Give the listing below again in full, exactly as written.

━━ Provided records ━━

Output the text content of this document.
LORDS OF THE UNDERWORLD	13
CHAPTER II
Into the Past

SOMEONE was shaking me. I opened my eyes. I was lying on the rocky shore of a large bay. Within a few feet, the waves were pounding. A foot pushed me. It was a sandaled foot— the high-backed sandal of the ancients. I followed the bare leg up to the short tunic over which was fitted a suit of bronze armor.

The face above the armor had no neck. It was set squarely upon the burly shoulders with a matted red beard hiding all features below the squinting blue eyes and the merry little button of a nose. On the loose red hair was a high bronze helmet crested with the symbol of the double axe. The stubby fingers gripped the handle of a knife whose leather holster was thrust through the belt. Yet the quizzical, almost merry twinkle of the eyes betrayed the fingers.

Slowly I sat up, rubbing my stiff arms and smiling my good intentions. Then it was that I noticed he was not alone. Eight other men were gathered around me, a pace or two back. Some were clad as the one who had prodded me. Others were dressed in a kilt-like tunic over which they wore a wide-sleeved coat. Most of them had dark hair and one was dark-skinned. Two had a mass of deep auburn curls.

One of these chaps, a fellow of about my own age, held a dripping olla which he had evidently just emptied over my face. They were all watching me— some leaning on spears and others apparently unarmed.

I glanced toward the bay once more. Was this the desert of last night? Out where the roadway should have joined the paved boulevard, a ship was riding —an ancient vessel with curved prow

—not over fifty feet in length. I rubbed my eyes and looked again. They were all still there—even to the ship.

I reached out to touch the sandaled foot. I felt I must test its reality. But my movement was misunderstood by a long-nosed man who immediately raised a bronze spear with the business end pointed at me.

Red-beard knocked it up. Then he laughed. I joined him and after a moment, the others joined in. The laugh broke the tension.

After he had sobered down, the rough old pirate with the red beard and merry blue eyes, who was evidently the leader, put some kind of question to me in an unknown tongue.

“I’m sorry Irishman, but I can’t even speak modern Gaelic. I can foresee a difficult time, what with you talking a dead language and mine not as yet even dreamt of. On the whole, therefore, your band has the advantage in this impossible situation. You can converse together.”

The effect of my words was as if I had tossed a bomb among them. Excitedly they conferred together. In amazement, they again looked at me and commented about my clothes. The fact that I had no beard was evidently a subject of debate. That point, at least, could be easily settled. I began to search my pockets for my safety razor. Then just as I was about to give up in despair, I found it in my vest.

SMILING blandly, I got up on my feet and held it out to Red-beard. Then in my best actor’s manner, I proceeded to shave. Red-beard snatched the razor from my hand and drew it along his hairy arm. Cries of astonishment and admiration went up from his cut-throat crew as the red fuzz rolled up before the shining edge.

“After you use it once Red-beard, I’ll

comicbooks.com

━━━

* **Task output**:
Output the text content of this document.
LORDS OF THE UNDERWORLD	13
CHAPTER II
Into the Past

SOMEONE was shaking me. I opened my eyes. I was lying on the rocky shore of a large bay. Within a few feet, the waves were pounding. A foot pushed me. It was a sandaled foot— the high-backed sandal of the ancients. I followed the bare leg up to the short tunic over which was fitted a suit of bronze armor.

The face above the armor had no neck. It was set squarely upon the burly shoulders with a matted red beard hiding all features below the squinting blue eyes and the merry little button of a nose. On the loose red hair was a high bronze helmet crested with the symbol of the double axe. The stubby fingers gripped the handle of a knife whose leather holster was thrust through the belt. Yet the quizzical, almost merry twinkle of the eyes betrayed the fingers.

Slowly I sat up, rubbing my stiff arms and smiling my good intentions. Then it was that I noticed he was not alone. Eight other men were gathered around me, a pace or two back. Some were clad as the one who had prodded me. Others were dressed in a kilt-like tunic over which they wore a wide-sleeved coat. Most of them had dark hair and one was dark-skinned. Two had a mass of deep auburn curls.

One of these chaps, a fellow of about my own age, held a dripping olla which he had evidently just emptied over my face. They were all watching me— some leaning on spears and others apparently unarmed.

I glanced toward the bay once more. Was this the desert of last night? Out where the roadway should have joined the paved boulevard, a ship was riding —an ancient vessel with curved prow

—not over fifty feet in length. I rubbed my eyes and looked again. They were all still there—even to the ship.

I reached out to touch the sandaled foot. I felt I must test its reality. But my movement was misunderstood by a long-nosed man who immediately raised a bronze spear with the business end pointed at me.

Red-beard knocked it up. Then he laughed. I joined him and after a moment, the others joined in. The laugh broke the tension.

After he had sobered down, the rough old pirate with the red beard and merry blue eyes, who was evidently the leader, put some kind of question to me in an unknown tongue.

“I’m sorry Irishman, but I can’t even speak modern Gaelic. I can foresee a difficult time, what with you talking a dead language and mine not as yet even dreamt of. On the whole, therefore, your band has the advantage in this impossible situation. You can converse together.”

The effect of my words was as if I had tossed a bomb among them. Excitedly they conferred together. In amazement, they again looked at me and commented about my clothes. The fact that I had no beard was evidently a subject of debate. That point, at least, could be easily settled. I began to search my pockets for my safety razor. Then just as I was about to give up in despair, I found it in my vest.

SMILING blandly, I got up on my feet and held it out to Red-beard. Then in my best actor’s manner, I proceeded to shave. Red-beard snatched the razor from my hand and drew it along his hairy arm. Cries of astonishment and admiration went up from his cut-throat crew as the red fuzz rolled up before the shining edge.

“After you use it once Red-beard, I’ll

comicbooks.com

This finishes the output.